===== DATA FOR THIS TASK =====

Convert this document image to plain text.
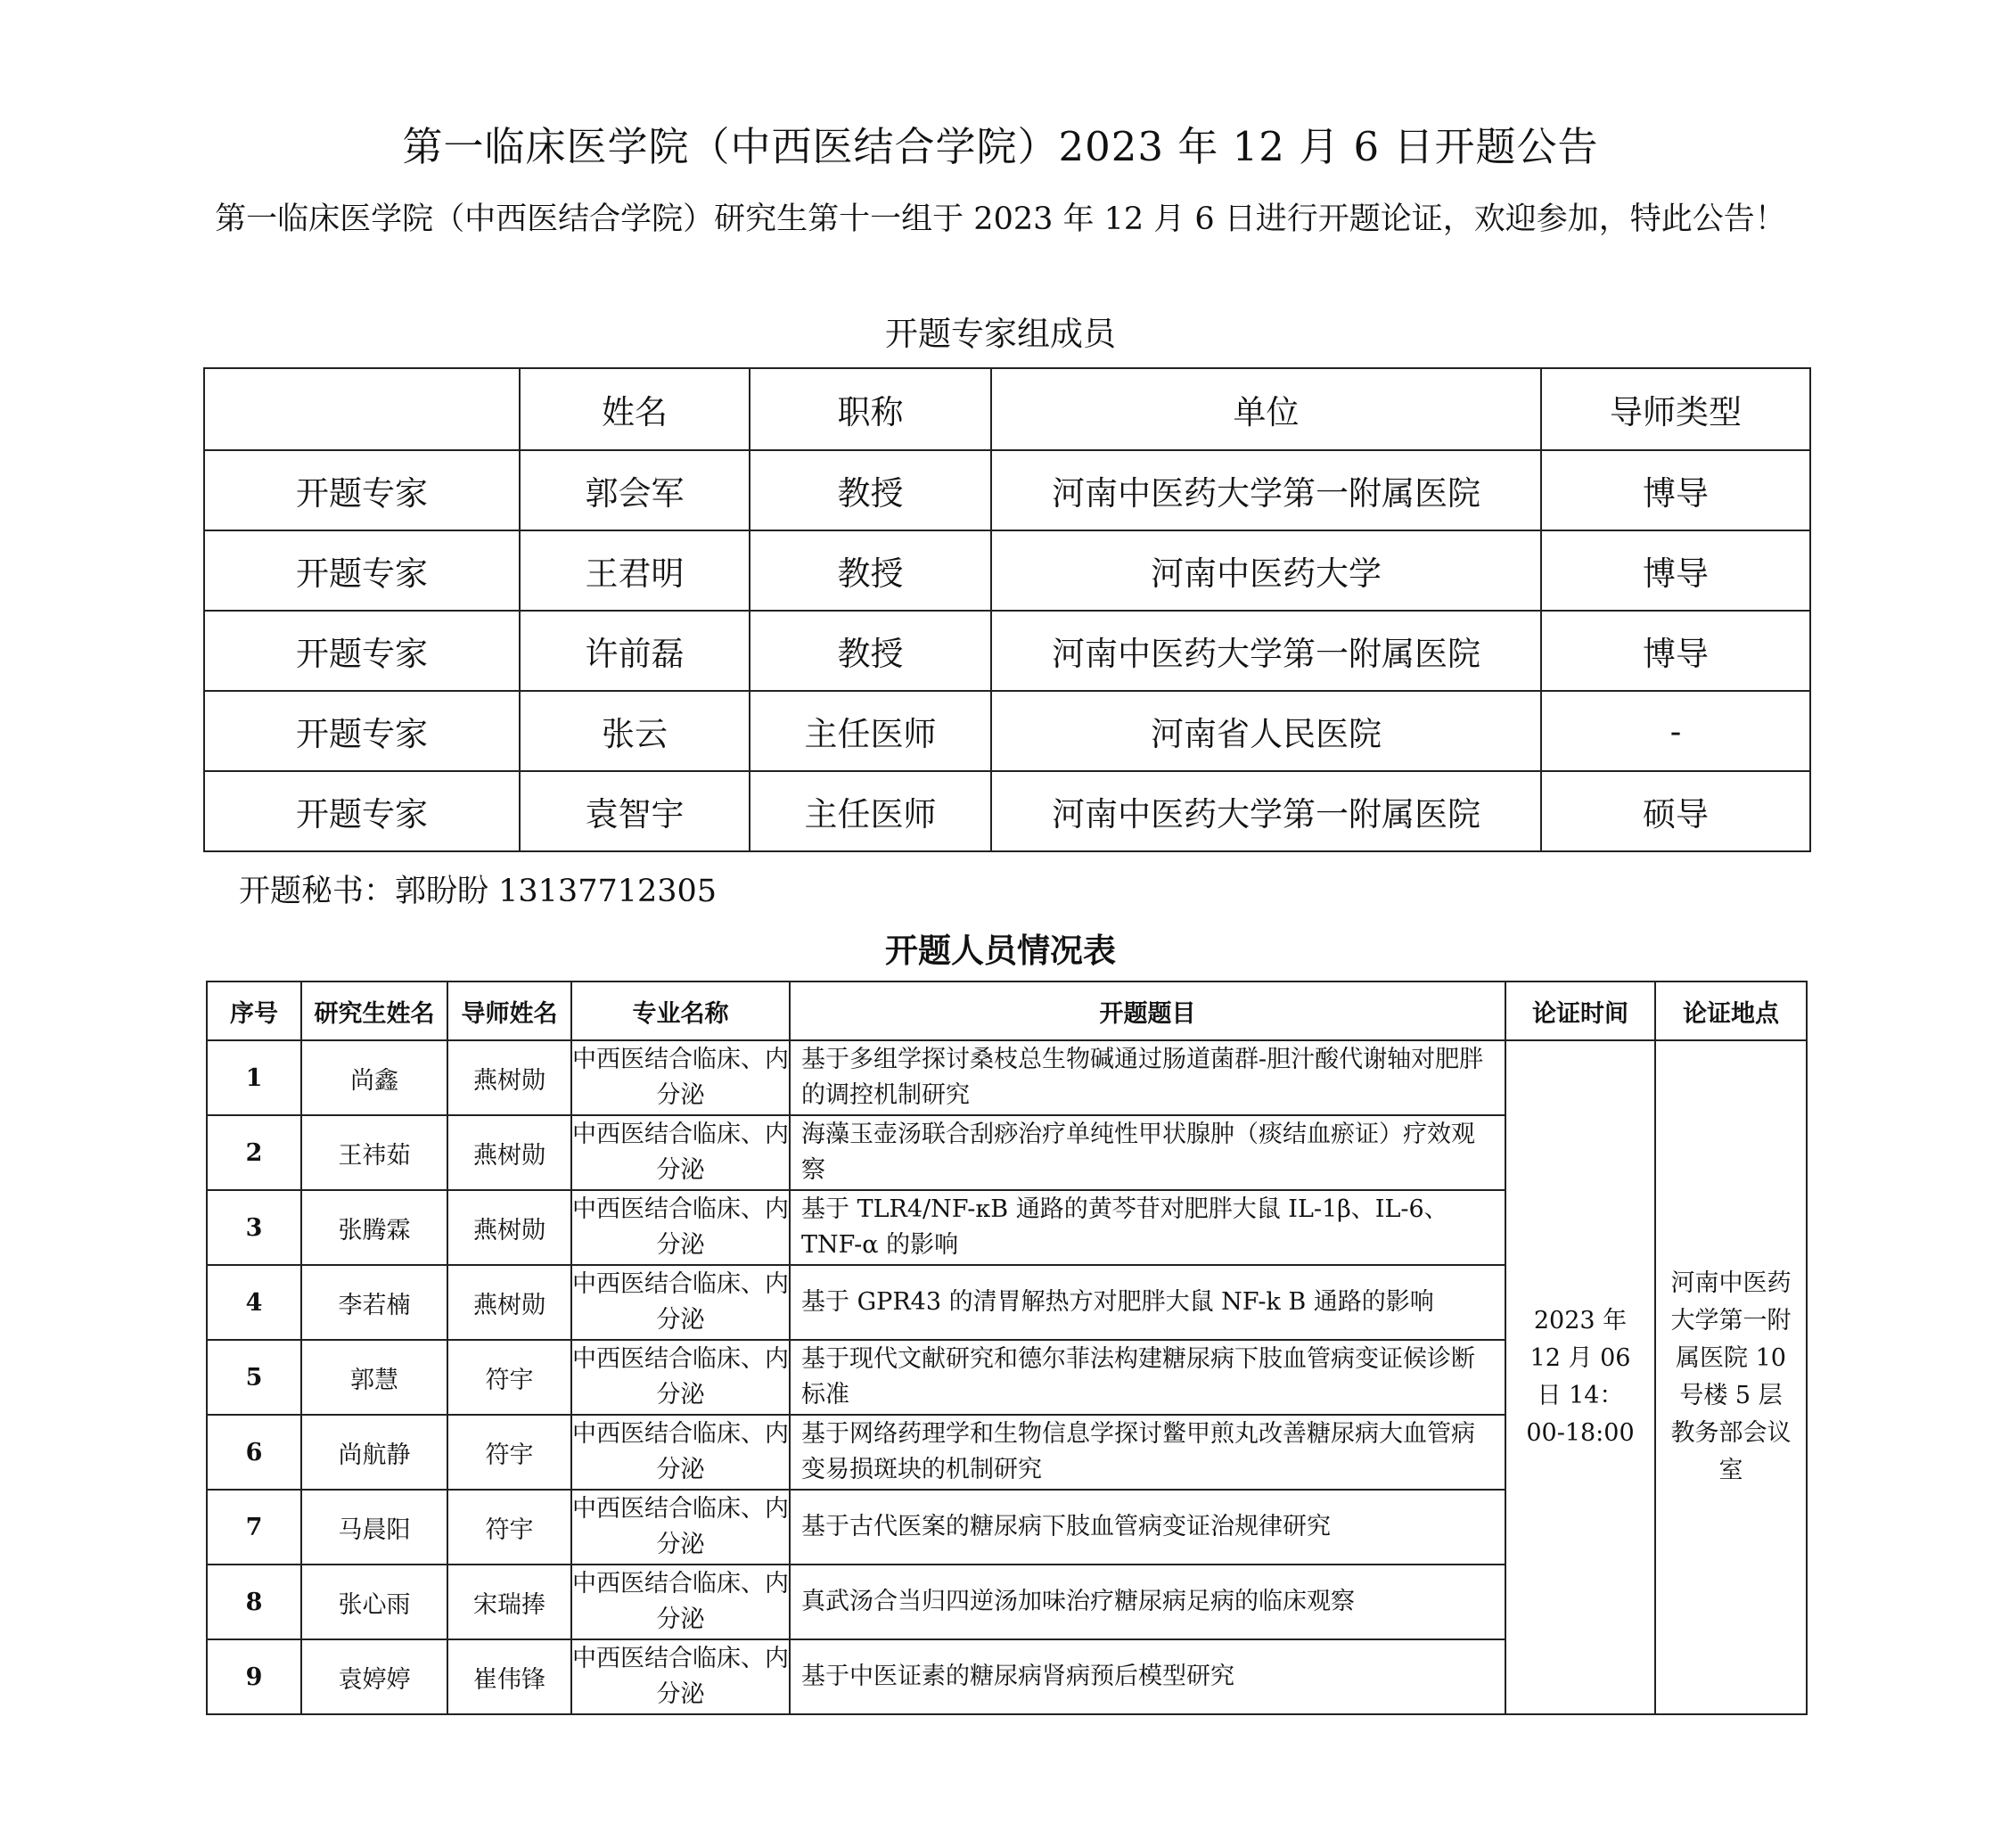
第一临床医学院（中西医结合学院）2023 年 12 月 6 日开题公告
第一临床医学院（中西医结合学院）研究生第十一组于 2023 年 12 月 6 日进行开题论证，欢迎参加，特此公告！
开题专家组成员
	姓名	职称	单位	导师类型
开题专家	郭会军	教授	河南中医药大学第一附属医院	博导
开题专家	王君明	教授	河南中医药大学	博导
开题专家	许前磊	教授	河南中医药大学第一附属医院	博导
开题专家	张云	主任医师	河南省人民医院	-
开题专家	袁智宇	主任医师	河南中医药大学第一附属医院	硕导
开题秘书：郭盼盼 13137712305
开题人员情况表
序号	研究生姓名	导师姓名	专业名称	开题题目	论证时间	论证地点
1	尚鑫	燕树勋	中西医结合临床、内分泌	基于多组学探讨桑枝总生物碱通过肠道菌群-胆汁酸代谢轴对肥胖的调控机制研究	2023 年 12 月 06 日 14：00-18:00	河南中医药大学第一附属医院 10 号楼 5 层教务部会议室
2	王祎茹	燕树勋	中西医结合临床、内分泌	海藻玉壶汤联合刮痧治疗单纯性甲状腺肿（痰结血瘀证）疗效观察		
3	张腾霖	燕树勋	中西医结合临床、内分泌	基于 TLR4/NF-κB 通路的黄芩苷对肥胖大鼠 IL-1β、IL-6、TNF-α 的影响		
4	李若楠	燕树勋	中西医结合临床、内分泌	基于 GPR43 的清胃解热方对肥胖大鼠 NF-k B 通路的影响		
5	郭慧	符宇	中西医结合临床、内分泌	基于现代文献研究和德尔菲法构建糖尿病下肢血管病变证候诊断标准		
6	尚航静	符宇	中西医结合临床、内分泌	基于网络药理学和生物信息学探讨鳖甲煎丸改善糖尿病大血管病变易损斑块的机制研究		
7	马晨阳	符宇	中西医结合临床、内分泌	基于古代医案的糖尿病下肢血管病变证治规律研究		
8	张心雨	宋瑞捧	中西医结合临床、内分泌	真武汤合当归四逆汤加味治疗糖尿病足病的临床观察		
9	袁婷婷	崔伟锋	中西医结合临床、内分泌	基于中医证素的糖尿病肾病预后模型研究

=====

* **SHORT TASK**:
Go over the data above and copy every line that has the word "主任医师" in it.

* **OUTPUT BELOW**:
开题专家	张云	主任医师	河南省人民医院	-
开题专家	袁智宇	主任医师	河南中医药大学第一附属医院	硕导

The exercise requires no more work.